** What the task requires **
Transcribe every record that appears below, exactly and in full.

---------- Dataset entries ----------

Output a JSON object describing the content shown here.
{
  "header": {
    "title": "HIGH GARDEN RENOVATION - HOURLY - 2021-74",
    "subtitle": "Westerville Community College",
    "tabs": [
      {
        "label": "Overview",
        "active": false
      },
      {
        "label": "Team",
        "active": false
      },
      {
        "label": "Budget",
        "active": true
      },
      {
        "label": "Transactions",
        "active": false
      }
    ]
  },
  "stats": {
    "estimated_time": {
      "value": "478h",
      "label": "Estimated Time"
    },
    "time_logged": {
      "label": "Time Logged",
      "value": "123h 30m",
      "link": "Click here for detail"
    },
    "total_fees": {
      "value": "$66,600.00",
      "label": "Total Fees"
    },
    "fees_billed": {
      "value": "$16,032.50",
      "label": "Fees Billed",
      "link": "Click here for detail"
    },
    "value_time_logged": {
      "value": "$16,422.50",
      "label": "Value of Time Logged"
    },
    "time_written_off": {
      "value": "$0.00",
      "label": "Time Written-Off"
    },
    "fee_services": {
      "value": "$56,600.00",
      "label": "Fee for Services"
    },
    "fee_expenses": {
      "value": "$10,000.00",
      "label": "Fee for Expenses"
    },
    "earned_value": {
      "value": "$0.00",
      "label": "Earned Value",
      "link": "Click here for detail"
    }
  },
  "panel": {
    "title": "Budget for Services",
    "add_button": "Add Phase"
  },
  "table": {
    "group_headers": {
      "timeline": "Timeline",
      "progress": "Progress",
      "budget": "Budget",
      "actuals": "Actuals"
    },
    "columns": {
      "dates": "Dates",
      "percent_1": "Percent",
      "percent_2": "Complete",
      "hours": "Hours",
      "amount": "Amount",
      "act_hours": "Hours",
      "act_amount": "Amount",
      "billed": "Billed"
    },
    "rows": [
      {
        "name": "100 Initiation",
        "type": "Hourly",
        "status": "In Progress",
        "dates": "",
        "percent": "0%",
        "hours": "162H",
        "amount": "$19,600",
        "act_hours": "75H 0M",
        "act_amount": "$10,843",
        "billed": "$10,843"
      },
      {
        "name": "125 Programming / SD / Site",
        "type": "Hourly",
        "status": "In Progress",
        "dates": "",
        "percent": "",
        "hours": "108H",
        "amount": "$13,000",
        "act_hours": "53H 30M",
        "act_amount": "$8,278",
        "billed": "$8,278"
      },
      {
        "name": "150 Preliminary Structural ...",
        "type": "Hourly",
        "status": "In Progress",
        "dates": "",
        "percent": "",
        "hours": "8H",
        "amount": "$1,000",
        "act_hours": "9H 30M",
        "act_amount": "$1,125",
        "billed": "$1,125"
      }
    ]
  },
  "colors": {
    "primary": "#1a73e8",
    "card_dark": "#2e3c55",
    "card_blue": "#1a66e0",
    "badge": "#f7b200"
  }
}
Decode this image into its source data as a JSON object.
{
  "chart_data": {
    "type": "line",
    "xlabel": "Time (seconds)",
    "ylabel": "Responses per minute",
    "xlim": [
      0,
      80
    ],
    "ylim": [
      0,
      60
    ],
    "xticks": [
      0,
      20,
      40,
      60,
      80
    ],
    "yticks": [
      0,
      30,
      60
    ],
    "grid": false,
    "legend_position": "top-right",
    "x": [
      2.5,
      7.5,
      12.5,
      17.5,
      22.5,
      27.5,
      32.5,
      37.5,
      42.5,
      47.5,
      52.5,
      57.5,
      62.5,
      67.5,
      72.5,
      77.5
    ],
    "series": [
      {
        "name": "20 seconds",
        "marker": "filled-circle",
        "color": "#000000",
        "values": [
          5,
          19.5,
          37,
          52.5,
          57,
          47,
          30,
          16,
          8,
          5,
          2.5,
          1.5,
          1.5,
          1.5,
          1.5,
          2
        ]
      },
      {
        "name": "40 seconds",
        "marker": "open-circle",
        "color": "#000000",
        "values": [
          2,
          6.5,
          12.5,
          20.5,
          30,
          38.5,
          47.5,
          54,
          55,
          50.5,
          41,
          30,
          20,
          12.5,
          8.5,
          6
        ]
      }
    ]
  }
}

----------

** Final result **
Output a JSON object describing the content shown here.
{
  "header": {
    "title": "HIGH GARDEN RENOVATION - HOURLY - 2021-74",
    "subtitle": "Westerville Community College",
    "tabs": [
      {
        "label": "Overview",
        "active": false
      },
      {
        "label": "Team",
        "active": false
      },
      {
        "label": "Budget",
        "active": true
      },
      {
        "label": "Transactions",
        "active": false
      }
    ]
  },
  "stats": {
    "estimated_time": {
      "value": "478h",
      "label": "Estimated Time"
    },
    "time_logged": {
      "label": "Time Logged",
      "value": "123h 30m",
      "link": "Click here for detail"
    },
    "total_fees": {
      "value": "$66,600.00",
      "label": "Total Fees"
    },
    "fees_billed": {
      "value": "$16,032.50",
      "label": "Fees Billed",
      "link": "Click here for detail"
    },
    "value_time_logged": {
      "value": "$16,422.50",
      "label": "Value of Time Logged"
    },
    "time_written_off": {
      "value": "$0.00",
      "label": "Time Written-Off"
    },
    "fee_services": {
      "value": "$56,600.00",
      "label": "Fee for Services"
    },
    "fee_expenses": {
      "value": "$10,000.00",
      "label": "Fee for Expenses"
    },
    "earned_value": {
      "value": "$0.00",
      "label": "Earned Value",
      "link": "Click here for detail"
    }
  },
  "panel": {
    "title": "Budget for Services",
    "add_button": "Add Phase"
  },
  "table": {
    "group_headers": {
      "timeline": "Timeline",
      "progress": "Progress",
      "budget": "Budget",
      "actuals": "Actuals"
    },
    "columns": {
      "dates": "Dates",
      "percent_1": "Percent",
      "percent_2": "Complete",
      "hours": "Hours",
      "amount": "Amount",
      "act_hours": "Hours",
      "act_amount": "Amount",
      "billed": "Billed"
    },
    "rows": [
      {
        "name": "100 Initiation",
        "type": "Hourly",
        "status": "In Progress",
        "dates": "",
        "percent": "0%",
        "hours": "162H",
        "amount": "$19,600",
        "act_hours": "75H 0M",
        "act_amount": "$10,843",
        "billed": "$10,843"
      },
      {
        "name": "125 Programming / SD / Site",
        "type": "Hourly",
        "status": "In Progress",
        "dates": "",
        "percent": "",
        "hours": "108H",
        "amount": "$13,000",
        "act_hours": "53H 30M",
        "act_amount": "$8,278",
        "billed": "$8,278"
      },
      {
        "name": "150 Preliminary Structural ...",
        "type": "Hourly",
        "status": "In Progress",
        "dates": "",
        "percent": "",
        "hours": "8H",
        "amount": "$1,000",
        "act_hours": "9H 30M",
        "act_amount": "$1,125",
        "billed": "$1,125"
      }
    ]
  },
  "colors": {
    "primary": "#1a73e8",
    "card_dark": "#2e3c55",
    "card_blue": "#1a66e0",
    "badge": "#f7b200"
  }
}
Decode this image into its source data as a JSON object.
{
  "chart_data": {
    "type": "line",
    "xlabel": "Time (seconds)",
    "ylabel": "Responses per minute",
    "xlim": [
      0,
      80
    ],
    "ylim": [
      0,
      60
    ],
    "xticks": [
      0,
      20,
      40,
      60,
      80
    ],
    "yticks": [
      0,
      30,
      60
    ],
    "grid": false,
    "legend_position": "top-right",
    "x": [
      2.5,
      7.5,
      12.5,
      17.5,
      22.5,
      27.5,
      32.5,
      37.5,
      42.5,
      47.5,
      52.5,
      57.5,
      62.5,
      67.5,
      72.5,
      77.5
    ],
    "series": [
      {
        "name": "20 seconds",
        "marker": "filled-circle",
        "color": "#000000",
        "values": [
          5,
          19.5,
          37,
          52.5,
          57,
          47,
          30,
          16,
          8,
          5,
          2.5,
          1.5,
          1.5,
          1.5,
          1.5,
          2
        ]
      },
      {
        "name": "40 seconds",
        "marker": "open-circle",
        "color": "#000000",
        "values": [
          2,
          6.5,
          12.5,
          20.5,
          30,
          38.5,
          47.5,
          54,
          55,
          50.5,
          41,
          30,
          20,
          12.5,
          8.5,
          6
        ]
      }
    ]
  }
}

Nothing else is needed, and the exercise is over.